** SET TASK **
Rewrite the listing from its first line through the line with "windows-taskbar: W ▲", putting "clickable" in place of "interactable" and keeping everything else unchanged.

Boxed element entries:

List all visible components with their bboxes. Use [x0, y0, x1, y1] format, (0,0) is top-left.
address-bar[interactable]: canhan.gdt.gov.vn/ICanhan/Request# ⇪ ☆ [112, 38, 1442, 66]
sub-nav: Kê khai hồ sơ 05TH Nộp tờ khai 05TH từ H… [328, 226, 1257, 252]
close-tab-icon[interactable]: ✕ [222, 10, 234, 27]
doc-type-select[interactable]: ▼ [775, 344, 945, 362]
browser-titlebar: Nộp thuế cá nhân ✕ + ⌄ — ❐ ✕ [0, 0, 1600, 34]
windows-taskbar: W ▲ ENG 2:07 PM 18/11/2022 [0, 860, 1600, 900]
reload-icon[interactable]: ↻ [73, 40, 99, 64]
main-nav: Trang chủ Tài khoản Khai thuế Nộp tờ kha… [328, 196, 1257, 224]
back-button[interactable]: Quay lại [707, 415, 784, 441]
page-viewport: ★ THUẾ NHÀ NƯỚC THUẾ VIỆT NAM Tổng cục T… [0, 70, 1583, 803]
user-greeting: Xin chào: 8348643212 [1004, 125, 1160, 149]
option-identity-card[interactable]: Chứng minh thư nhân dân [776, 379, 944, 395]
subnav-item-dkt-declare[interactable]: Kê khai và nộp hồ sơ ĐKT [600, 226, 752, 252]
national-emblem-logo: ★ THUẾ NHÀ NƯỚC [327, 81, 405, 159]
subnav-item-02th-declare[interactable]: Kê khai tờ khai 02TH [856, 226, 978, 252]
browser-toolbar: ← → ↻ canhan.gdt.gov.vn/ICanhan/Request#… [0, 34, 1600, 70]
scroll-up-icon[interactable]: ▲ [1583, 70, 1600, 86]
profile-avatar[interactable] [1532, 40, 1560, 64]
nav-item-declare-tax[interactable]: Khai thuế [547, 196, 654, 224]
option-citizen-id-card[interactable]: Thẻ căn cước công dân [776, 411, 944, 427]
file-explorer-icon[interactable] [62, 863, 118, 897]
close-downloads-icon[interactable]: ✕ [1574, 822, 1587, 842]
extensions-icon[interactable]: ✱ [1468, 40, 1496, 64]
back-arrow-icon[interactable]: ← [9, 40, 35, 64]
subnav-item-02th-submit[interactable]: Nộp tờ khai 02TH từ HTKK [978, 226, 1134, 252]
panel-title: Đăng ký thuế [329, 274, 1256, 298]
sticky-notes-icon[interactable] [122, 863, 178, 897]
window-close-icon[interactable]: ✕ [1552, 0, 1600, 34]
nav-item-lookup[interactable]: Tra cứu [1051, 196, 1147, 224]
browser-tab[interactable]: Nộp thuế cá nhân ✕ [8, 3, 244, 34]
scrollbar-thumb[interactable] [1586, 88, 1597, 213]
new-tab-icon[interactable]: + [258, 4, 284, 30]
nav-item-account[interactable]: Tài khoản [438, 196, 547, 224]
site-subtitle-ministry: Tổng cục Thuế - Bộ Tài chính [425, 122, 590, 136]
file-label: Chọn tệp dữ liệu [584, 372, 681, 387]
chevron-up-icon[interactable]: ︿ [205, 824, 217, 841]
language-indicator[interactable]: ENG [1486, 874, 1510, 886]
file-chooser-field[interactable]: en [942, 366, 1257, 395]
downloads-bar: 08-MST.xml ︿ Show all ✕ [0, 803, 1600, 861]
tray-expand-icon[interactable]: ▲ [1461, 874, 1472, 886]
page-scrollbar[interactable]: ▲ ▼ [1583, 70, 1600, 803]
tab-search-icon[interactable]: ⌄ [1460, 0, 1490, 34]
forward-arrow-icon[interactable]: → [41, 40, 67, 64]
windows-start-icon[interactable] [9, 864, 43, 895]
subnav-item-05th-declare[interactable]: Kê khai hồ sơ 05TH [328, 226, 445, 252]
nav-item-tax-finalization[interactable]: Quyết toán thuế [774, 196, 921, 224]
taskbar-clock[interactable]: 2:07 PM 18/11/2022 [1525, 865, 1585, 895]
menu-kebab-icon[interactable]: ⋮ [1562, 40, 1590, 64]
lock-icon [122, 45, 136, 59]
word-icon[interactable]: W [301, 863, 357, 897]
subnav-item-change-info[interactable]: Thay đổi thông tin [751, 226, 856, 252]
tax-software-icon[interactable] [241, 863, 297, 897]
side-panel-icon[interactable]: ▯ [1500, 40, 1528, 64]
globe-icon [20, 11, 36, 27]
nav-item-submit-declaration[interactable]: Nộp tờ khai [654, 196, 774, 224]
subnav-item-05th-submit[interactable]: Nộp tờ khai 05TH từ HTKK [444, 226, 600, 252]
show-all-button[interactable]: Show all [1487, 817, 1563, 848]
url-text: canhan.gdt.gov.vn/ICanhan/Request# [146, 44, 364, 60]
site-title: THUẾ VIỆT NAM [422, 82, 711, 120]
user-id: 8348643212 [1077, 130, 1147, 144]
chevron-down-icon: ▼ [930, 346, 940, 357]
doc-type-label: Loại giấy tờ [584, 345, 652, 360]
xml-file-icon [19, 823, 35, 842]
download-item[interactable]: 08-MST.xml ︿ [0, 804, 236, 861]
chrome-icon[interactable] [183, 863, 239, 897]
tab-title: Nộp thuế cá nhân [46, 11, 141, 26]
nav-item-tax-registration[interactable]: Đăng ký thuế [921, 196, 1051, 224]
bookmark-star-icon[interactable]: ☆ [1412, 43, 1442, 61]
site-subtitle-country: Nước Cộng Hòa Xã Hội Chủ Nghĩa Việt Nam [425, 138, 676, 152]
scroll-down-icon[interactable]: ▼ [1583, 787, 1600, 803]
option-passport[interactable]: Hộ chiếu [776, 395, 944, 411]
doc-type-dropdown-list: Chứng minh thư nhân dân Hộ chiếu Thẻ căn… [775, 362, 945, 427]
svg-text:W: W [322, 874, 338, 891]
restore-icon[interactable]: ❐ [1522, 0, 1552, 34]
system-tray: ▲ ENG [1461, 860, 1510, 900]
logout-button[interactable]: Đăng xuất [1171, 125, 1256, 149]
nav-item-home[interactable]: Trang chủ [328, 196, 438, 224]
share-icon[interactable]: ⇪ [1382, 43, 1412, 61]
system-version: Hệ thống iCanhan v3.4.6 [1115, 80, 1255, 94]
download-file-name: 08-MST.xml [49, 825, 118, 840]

** OUTPUT OF THE EXERCISE **
List all visible components with their bboxes. Use [x0, y0, x1, y1] format, (0,0) is top-left.
address-bar[clickable]: canhan.gdt.gov.vn/ICanhan/Request# ⇪ ☆ [112, 38, 1442, 66]
sub-nav: Kê khai hồ sơ 05TH Nộp tờ khai 05TH từ H… [328, 226, 1257, 252]
close-tab-icon[clickable]: ✕ [222, 10, 234, 27]
doc-type-select[clickable]: ▼ [775, 344, 945, 362]
browser-titlebar: Nộp thuế cá nhân ✕ + ⌄ — ❐ ✕ [0, 0, 1600, 34]
windows-taskbar: W ▲ ENG 2:07 PM 18/11/2022 [0, 860, 1600, 900]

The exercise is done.